= PROBLEM DESCRIPTION =
Find the lines holding "заявителя" and copy them.

= DATASET EXTRACT =
* * * * *

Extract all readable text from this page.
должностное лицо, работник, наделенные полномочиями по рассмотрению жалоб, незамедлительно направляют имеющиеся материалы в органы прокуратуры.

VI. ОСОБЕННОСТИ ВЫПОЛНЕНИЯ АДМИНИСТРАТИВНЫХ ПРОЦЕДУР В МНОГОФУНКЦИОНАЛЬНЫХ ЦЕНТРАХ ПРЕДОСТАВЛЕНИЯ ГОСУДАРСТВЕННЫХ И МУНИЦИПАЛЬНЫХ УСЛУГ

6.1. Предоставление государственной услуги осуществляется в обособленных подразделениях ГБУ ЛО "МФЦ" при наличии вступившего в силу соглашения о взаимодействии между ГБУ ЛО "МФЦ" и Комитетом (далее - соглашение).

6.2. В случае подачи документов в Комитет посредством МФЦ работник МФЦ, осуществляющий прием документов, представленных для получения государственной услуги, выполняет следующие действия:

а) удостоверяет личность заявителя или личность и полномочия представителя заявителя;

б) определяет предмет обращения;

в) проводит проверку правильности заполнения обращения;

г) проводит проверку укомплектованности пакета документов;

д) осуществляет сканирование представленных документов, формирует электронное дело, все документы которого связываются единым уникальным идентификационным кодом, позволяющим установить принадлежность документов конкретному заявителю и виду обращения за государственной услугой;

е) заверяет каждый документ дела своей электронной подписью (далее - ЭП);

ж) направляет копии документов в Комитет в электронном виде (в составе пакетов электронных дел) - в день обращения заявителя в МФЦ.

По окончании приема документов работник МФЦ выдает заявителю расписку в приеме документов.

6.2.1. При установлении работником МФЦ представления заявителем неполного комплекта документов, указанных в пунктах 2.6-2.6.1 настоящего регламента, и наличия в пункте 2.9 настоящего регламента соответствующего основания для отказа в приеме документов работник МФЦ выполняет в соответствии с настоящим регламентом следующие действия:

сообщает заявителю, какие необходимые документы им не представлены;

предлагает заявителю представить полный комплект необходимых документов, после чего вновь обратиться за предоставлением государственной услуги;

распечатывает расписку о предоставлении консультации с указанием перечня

* * * * *

= THE RESULT =
а) удостоверяет личность заявителя или личность и полномочия представителя заявителя;
ж) направляет копии документов в Комитет в электронном виде (в составе пакетов электронных дел) - в день обращения заявителя в МФЦ.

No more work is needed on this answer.